-- The problem --
Copy out each line of the material below that holds the string "chance".

━━━ Entries shown

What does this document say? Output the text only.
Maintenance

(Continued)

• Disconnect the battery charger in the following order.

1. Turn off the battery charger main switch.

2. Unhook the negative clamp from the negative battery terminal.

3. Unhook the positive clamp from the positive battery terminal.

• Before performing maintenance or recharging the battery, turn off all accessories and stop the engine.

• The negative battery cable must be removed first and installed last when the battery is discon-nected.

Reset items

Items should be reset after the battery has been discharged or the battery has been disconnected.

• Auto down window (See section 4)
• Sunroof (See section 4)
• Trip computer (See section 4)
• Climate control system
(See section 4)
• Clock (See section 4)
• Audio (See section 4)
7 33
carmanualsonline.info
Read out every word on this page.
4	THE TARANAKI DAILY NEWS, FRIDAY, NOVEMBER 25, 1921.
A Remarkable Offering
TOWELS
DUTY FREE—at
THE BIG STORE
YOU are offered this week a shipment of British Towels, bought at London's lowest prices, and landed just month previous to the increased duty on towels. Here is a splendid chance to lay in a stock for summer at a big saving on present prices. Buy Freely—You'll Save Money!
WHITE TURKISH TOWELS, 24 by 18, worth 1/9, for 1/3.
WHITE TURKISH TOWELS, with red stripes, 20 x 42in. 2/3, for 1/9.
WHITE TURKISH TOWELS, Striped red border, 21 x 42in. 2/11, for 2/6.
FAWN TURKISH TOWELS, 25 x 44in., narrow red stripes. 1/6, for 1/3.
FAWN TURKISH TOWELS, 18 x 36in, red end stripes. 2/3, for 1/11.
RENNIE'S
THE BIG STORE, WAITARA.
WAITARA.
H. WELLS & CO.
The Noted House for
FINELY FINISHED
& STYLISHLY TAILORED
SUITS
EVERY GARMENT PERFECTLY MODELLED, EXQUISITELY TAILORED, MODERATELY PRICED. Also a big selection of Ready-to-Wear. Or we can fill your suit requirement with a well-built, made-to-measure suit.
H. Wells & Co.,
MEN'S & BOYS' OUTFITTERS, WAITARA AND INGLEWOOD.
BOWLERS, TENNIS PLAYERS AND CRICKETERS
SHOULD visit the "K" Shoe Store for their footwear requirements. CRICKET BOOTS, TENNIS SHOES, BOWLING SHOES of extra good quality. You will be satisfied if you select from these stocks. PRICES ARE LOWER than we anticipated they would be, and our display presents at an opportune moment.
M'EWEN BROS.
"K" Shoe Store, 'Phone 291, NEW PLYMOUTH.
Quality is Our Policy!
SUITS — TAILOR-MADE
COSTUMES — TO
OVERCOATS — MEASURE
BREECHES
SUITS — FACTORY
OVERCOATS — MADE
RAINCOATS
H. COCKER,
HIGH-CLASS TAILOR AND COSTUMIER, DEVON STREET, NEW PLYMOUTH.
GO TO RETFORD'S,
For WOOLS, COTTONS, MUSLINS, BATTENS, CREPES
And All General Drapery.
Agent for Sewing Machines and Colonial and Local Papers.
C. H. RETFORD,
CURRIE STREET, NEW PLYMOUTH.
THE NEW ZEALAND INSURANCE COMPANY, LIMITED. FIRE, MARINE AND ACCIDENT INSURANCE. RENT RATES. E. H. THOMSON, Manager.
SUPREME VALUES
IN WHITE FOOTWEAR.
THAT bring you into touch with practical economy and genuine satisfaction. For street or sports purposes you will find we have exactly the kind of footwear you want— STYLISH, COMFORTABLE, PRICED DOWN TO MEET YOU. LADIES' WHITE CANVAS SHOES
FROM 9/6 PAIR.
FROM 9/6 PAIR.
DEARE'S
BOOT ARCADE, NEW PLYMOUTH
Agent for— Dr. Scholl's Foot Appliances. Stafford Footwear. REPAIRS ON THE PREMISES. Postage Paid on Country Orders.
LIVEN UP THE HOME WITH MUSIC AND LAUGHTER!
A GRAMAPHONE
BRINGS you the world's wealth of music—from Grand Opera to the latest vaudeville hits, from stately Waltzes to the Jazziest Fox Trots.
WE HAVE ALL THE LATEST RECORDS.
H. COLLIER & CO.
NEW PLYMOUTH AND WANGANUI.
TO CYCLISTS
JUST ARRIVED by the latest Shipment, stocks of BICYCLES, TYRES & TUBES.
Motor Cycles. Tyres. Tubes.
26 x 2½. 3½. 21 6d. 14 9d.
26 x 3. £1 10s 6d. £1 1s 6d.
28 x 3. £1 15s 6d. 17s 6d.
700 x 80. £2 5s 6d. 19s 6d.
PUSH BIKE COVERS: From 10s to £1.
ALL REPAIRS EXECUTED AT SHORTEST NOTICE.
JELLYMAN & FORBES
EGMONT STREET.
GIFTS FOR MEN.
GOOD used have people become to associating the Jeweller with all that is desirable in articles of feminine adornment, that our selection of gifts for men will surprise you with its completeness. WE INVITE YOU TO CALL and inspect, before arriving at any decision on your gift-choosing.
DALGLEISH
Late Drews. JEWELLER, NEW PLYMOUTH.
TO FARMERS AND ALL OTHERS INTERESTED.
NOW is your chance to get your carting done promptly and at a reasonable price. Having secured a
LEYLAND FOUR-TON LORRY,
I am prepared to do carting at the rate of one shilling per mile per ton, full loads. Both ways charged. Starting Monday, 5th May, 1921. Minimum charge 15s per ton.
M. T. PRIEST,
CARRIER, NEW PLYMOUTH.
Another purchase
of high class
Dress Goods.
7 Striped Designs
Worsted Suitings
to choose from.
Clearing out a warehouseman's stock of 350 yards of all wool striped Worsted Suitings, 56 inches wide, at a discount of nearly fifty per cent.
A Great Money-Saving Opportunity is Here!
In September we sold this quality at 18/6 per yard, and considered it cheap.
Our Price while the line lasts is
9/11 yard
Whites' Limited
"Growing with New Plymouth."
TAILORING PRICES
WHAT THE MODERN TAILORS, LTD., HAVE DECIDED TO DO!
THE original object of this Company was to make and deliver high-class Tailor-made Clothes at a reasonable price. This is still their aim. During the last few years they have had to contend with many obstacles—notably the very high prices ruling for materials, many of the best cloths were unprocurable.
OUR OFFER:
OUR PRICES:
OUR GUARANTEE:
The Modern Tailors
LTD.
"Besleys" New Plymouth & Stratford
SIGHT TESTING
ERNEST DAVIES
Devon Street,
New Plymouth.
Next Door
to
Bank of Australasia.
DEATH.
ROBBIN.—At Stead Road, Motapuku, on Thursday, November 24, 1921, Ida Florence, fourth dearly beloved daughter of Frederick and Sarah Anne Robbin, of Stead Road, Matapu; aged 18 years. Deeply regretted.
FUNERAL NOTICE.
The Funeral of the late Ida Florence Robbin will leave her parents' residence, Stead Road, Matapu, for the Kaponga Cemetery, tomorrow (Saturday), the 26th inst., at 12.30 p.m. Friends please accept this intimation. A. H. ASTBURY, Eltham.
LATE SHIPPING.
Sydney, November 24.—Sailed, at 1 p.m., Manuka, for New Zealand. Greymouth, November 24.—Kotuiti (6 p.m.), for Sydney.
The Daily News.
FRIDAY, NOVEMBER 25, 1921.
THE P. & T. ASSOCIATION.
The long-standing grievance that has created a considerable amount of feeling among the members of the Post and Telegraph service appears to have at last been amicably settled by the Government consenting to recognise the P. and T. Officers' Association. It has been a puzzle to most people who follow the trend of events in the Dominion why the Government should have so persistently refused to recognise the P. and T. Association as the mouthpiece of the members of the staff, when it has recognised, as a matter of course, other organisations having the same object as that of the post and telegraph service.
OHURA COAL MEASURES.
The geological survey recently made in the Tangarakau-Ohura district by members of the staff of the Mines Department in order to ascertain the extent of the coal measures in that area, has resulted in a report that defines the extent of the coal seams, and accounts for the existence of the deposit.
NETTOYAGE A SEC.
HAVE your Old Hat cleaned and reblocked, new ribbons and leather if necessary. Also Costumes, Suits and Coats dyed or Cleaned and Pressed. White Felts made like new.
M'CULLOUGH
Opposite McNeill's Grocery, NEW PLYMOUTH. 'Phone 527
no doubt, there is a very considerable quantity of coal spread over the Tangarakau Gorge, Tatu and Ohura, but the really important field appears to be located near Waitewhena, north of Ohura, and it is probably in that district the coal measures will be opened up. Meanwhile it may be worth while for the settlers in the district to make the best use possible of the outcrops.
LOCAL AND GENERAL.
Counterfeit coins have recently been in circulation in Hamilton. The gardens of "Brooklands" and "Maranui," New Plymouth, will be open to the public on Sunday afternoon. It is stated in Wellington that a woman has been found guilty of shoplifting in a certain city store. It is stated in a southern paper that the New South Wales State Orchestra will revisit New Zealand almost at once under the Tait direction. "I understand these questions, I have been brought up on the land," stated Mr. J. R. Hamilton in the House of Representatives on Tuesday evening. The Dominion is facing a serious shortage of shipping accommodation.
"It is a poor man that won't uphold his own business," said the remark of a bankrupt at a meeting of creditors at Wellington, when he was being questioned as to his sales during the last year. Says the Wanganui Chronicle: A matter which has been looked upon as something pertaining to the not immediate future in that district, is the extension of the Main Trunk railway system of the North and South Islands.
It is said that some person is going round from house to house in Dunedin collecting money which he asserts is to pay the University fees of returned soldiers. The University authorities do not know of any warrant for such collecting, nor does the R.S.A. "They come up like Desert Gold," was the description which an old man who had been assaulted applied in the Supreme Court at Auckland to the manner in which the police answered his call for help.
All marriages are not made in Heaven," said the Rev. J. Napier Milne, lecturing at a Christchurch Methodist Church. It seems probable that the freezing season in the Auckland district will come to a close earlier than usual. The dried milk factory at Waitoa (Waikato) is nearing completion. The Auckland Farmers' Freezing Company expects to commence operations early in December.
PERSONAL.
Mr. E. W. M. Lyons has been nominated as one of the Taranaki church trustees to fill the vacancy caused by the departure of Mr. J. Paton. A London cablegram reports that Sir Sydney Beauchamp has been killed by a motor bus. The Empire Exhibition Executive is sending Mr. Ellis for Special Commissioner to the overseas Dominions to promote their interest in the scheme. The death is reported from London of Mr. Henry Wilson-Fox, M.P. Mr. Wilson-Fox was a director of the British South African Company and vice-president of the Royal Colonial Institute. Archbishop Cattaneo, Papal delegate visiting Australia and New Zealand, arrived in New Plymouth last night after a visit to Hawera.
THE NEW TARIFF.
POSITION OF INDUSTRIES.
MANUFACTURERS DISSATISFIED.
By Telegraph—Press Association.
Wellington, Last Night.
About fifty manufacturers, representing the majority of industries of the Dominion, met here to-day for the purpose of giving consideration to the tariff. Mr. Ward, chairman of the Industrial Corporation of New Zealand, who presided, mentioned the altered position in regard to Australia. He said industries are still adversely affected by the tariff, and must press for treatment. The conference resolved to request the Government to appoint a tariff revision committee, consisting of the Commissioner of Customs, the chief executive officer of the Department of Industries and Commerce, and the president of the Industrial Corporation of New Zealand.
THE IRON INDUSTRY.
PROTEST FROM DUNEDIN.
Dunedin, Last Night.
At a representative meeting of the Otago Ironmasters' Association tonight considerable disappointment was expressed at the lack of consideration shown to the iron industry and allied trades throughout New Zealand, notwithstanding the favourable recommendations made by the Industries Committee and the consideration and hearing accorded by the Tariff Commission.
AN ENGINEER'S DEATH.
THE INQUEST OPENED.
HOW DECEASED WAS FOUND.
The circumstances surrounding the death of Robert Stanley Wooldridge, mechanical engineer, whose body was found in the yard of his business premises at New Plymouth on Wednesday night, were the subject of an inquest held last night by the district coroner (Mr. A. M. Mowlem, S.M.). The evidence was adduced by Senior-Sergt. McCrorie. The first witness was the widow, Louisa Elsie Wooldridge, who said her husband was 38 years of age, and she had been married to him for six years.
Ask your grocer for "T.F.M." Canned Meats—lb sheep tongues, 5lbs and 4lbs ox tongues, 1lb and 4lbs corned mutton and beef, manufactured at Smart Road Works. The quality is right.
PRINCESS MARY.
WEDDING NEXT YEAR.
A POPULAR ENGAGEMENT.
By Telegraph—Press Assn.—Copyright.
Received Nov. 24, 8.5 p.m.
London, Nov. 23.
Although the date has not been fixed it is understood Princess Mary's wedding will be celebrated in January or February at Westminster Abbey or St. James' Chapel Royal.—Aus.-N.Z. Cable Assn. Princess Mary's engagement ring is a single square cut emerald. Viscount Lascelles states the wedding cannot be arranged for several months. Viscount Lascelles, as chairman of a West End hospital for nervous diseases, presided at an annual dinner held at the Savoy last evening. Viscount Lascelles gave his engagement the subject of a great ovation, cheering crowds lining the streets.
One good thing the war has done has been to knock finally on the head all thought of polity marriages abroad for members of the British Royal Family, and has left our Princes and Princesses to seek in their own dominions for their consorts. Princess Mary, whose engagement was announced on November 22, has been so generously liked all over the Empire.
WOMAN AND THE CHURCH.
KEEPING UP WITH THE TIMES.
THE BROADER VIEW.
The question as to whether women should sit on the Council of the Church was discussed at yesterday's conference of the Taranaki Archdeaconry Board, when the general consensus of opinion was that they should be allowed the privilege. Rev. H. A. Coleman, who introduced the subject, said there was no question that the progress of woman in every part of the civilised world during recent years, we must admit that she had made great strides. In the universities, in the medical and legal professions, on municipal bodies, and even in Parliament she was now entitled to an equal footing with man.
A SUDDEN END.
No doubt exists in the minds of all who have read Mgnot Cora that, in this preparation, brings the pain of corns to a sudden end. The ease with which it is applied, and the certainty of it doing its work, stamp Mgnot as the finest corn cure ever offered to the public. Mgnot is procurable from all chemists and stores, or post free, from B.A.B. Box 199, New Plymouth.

━━━━━━

-- Result for this task --
YOU are offered this week a shipment of British Towels, bought at London's lowest prices, and landed just month previous to the increased duty on towels. Here is a splendid chance to lay in a stock for summer at a big saving on present prices. Buy Freely—You'll Save Money!
NOW is your chance to get your carting done promptly and at a reasonable price. Having secured a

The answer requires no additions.